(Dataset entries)

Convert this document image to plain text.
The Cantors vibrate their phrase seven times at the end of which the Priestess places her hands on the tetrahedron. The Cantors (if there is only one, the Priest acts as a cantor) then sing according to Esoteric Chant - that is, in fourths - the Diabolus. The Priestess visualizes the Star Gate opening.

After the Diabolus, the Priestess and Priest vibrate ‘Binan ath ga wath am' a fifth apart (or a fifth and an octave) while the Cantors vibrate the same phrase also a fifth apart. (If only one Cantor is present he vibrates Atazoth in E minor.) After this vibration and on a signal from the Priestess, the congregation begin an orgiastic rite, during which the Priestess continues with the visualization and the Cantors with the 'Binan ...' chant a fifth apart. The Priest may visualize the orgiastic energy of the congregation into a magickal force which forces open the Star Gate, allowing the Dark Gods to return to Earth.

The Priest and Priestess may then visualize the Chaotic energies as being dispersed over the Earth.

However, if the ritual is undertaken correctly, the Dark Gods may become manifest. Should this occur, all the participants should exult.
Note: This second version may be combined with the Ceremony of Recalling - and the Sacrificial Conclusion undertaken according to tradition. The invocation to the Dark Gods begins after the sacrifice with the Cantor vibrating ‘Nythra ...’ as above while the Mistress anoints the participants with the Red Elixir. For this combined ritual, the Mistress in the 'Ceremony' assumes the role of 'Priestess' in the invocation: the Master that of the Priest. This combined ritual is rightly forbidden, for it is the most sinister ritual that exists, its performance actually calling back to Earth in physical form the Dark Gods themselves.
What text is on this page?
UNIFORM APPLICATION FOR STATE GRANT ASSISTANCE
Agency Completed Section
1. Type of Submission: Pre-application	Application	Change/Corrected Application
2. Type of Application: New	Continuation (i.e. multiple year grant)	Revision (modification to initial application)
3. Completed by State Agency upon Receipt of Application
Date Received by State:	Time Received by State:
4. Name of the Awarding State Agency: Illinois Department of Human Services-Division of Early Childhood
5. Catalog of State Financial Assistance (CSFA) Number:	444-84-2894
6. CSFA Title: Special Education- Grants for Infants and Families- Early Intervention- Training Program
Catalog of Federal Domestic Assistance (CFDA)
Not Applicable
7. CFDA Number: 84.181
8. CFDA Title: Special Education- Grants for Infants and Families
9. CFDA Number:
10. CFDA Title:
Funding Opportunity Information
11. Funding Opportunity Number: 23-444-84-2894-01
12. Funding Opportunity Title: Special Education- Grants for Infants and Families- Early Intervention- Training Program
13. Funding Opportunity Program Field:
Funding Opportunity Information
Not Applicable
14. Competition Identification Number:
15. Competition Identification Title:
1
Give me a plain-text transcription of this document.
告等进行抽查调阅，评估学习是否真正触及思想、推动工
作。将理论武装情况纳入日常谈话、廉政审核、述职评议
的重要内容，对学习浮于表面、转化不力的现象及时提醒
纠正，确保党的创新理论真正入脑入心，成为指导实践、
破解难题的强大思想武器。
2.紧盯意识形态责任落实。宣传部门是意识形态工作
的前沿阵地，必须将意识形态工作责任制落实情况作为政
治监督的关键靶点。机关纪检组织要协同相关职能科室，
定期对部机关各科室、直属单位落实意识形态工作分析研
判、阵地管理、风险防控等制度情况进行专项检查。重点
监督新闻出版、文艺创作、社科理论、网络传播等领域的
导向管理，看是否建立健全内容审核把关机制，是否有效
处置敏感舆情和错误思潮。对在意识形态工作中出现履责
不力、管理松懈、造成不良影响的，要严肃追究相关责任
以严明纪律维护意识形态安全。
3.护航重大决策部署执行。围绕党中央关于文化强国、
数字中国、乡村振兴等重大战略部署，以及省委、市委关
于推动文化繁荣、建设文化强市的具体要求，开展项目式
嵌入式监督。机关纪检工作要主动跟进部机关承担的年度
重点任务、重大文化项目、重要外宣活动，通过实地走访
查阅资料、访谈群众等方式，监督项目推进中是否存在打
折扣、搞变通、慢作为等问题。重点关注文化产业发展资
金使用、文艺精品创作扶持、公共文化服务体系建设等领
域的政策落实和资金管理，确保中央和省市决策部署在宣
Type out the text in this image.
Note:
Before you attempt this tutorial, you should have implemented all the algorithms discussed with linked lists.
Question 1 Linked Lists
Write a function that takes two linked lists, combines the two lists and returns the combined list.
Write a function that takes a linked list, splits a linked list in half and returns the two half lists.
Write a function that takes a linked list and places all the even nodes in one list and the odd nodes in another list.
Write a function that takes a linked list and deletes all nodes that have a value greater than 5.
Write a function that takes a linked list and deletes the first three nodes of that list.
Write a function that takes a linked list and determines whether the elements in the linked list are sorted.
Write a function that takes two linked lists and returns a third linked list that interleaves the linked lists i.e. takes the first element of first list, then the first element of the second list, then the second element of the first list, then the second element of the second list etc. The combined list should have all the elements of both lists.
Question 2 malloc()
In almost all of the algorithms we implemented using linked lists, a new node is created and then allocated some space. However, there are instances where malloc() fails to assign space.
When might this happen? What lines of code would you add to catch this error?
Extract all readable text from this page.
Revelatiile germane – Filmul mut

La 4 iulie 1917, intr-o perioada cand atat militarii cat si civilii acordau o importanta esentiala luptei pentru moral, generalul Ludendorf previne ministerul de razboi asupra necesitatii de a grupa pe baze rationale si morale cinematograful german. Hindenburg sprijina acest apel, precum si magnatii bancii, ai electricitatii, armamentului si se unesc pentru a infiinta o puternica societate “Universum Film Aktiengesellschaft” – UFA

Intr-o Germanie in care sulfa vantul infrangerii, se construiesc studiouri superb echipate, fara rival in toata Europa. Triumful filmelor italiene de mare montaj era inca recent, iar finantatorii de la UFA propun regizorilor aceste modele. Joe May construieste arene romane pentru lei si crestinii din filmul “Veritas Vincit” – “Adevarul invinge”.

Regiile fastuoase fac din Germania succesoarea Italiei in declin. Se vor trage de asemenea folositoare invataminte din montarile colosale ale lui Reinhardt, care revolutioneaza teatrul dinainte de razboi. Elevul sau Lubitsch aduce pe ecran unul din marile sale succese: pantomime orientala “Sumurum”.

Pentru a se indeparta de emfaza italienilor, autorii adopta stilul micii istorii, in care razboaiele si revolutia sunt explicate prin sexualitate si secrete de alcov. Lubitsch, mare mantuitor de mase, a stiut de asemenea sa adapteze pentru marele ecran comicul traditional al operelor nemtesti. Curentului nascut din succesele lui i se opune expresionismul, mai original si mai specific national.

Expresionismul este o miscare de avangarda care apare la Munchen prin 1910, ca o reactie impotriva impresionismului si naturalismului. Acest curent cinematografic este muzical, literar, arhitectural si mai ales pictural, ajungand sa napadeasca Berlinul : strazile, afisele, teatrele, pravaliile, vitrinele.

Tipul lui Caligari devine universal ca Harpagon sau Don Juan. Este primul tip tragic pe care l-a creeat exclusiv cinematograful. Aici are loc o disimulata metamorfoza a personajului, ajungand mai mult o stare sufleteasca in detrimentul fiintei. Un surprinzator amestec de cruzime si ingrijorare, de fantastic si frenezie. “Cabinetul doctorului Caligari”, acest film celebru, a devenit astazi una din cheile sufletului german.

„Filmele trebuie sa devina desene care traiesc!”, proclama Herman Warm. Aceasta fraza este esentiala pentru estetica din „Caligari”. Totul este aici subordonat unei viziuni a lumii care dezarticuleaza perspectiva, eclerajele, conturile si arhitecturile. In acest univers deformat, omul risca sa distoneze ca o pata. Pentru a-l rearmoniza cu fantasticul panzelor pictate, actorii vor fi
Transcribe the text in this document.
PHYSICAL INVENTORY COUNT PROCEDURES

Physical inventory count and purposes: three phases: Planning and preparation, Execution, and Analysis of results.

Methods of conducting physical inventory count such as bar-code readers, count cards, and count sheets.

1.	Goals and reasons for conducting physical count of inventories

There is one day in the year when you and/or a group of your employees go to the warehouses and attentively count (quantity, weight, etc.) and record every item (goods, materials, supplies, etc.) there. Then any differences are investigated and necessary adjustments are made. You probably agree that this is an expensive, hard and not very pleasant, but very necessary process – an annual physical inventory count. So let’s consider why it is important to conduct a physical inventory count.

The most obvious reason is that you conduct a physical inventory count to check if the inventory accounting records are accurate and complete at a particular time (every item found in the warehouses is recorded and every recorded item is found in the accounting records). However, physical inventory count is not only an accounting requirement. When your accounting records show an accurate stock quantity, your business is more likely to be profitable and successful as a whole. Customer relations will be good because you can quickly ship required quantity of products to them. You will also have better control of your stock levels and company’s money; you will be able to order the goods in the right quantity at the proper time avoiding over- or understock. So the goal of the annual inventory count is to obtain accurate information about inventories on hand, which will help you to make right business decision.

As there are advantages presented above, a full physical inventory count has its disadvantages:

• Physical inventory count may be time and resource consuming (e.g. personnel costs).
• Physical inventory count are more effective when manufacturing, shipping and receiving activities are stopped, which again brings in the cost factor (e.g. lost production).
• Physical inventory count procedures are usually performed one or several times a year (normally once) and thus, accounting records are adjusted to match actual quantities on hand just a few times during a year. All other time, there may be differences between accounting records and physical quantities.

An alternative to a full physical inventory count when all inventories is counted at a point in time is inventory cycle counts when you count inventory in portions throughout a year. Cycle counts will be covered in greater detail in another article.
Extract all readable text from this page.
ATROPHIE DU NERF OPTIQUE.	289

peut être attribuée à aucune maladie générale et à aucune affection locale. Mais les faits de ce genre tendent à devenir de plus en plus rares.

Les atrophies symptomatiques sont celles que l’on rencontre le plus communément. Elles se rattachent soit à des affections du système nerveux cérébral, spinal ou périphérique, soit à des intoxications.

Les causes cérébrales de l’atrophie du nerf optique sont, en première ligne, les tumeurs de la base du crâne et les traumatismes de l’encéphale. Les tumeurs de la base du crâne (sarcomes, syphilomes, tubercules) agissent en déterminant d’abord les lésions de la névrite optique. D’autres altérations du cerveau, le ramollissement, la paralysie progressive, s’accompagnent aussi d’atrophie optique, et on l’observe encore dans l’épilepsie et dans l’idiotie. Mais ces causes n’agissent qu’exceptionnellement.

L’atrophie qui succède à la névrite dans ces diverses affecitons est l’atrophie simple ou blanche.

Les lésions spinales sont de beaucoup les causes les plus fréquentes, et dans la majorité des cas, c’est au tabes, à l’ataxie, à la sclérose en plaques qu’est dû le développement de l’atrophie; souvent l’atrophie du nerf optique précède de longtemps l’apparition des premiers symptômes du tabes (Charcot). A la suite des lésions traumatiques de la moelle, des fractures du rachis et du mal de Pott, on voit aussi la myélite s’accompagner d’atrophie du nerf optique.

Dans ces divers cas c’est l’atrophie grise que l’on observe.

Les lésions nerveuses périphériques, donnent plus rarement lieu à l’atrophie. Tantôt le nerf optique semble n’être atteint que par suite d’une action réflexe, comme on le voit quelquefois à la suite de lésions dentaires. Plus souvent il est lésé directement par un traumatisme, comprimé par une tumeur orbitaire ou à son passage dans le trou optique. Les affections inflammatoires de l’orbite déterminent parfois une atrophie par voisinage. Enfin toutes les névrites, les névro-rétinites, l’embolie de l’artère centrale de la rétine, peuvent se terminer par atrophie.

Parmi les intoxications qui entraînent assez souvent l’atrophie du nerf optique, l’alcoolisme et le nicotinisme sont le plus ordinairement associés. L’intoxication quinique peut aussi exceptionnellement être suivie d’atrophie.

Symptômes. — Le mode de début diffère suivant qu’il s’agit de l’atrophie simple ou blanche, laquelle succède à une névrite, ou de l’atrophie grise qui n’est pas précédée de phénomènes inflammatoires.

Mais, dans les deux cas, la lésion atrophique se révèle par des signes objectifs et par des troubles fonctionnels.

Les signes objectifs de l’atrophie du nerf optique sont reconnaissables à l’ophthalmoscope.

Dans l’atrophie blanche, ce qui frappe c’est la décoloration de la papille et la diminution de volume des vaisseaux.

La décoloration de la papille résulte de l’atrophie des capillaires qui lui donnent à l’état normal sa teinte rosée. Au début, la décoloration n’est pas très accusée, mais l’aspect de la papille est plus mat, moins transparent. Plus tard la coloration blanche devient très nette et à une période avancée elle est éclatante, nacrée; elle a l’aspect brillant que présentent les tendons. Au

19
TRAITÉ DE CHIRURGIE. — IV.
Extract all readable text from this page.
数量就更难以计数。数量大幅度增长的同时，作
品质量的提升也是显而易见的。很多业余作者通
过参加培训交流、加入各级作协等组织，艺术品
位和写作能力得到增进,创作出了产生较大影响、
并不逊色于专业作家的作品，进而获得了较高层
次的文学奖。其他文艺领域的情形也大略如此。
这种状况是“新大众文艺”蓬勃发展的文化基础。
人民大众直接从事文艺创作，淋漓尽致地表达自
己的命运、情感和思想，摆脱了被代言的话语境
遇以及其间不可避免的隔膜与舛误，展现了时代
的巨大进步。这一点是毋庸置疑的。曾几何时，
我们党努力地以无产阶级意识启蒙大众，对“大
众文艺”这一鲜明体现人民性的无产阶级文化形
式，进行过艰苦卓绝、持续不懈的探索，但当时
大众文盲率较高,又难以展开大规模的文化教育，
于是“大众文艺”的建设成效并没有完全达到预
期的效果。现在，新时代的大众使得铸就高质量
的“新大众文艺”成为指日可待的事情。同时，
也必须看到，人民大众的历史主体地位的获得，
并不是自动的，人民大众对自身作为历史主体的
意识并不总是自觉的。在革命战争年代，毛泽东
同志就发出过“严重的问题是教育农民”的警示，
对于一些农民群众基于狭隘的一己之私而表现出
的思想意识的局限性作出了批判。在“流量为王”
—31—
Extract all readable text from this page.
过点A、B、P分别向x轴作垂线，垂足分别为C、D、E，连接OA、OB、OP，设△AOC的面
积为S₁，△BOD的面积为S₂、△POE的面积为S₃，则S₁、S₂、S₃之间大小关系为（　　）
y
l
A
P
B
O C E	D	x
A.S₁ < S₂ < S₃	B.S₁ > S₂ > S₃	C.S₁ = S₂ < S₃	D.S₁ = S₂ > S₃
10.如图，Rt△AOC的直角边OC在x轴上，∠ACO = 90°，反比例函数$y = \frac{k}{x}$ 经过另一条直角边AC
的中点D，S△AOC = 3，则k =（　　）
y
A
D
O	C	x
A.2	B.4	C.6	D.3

Required work:
Go through the entries above and copy every line containing "Funding".

Response to this task:
Funding Opportunity Information
11. Funding Opportunity Number: 23-444-84-2894-01
12. Funding Opportunity Title: Special Education- Grants for Infants and Families- Early Intervention- Training Program
13. Funding Opportunity Program Field:
Funding Opportunity Information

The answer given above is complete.